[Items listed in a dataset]
-------
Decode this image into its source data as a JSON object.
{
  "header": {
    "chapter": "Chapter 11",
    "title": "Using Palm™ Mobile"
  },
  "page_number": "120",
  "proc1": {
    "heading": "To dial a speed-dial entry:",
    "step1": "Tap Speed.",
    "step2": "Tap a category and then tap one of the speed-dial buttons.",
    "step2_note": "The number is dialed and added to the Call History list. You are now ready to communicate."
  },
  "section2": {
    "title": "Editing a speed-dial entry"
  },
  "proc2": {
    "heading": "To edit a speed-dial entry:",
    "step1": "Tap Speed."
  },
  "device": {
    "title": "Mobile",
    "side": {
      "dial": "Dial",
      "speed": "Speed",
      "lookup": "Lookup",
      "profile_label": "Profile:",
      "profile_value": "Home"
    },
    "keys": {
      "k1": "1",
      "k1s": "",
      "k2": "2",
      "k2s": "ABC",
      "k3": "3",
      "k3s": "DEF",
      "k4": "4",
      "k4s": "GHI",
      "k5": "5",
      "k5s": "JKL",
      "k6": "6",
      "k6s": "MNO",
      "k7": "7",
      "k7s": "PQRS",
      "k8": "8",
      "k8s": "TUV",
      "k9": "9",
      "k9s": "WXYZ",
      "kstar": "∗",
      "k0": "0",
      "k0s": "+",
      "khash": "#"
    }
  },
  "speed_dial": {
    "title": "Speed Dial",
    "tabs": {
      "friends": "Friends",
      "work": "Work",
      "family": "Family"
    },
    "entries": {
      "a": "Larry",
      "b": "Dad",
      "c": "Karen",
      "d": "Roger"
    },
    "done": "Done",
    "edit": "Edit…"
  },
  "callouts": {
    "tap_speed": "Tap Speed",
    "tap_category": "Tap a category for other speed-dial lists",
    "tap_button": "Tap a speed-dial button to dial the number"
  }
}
-------
Output the whole listing above again, word for word.

Decode this image into its source data as a JSON object.
{
  "header": {
    "chapter": "Chapter 11",
    "title": "Using Palm™ Mobile"
  },
  "page_number": "120",
  "proc1": {
    "heading": "To dial a speed-dial entry:",
    "step1": "Tap Speed.",
    "step2": "Tap a category and then tap one of the speed-dial buttons.",
    "step2_note": "The number is dialed and added to the Call History list. You are now ready to communicate."
  },
  "section2": {
    "title": "Editing a speed-dial entry"
  },
  "proc2": {
    "heading": "To edit a speed-dial entry:",
    "step1": "Tap Speed."
  },
  "device": {
    "title": "Mobile",
    "side": {
      "dial": "Dial",
      "speed": "Speed",
      "lookup": "Lookup",
      "profile_label": "Profile:",
      "profile_value": "Home"
    },
    "keys": {
      "k1": "1",
      "k1s": "",
      "k2": "2",
      "k2s": "ABC",
      "k3": "3",
      "k3s": "DEF",
      "k4": "4",
      "k4s": "GHI",
      "k5": "5",
      "k5s": "JKL",
      "k6": "6",
      "k6s": "MNO",
      "k7": "7",
      "k7s": "PQRS",
      "k8": "8",
      "k8s": "TUV",
      "k9": "9",
      "k9s": "WXYZ",
      "kstar": "∗",
      "k0": "0",
      "k0s": "+",
      "khash": "#"
    }
  },
  "speed_dial": {
    "title": "Speed Dial",
    "tabs": {
      "friends": "Friends",
      "work": "Work",
      "family": "Family"
    },
    "entries": {
      "a": "Larry",
      "b": "Dad",
      "c": "Karen",
      "d": "Roger"
    },
    "done": "Done",
    "edit": "Edit…"
  },
  "callouts": {
    "tap_speed": "Tap Speed",
    "tap_category": "Tap a category for other speed-dial lists",
    "tap_button": "Tap a speed-dial button to dial the number"
  }
}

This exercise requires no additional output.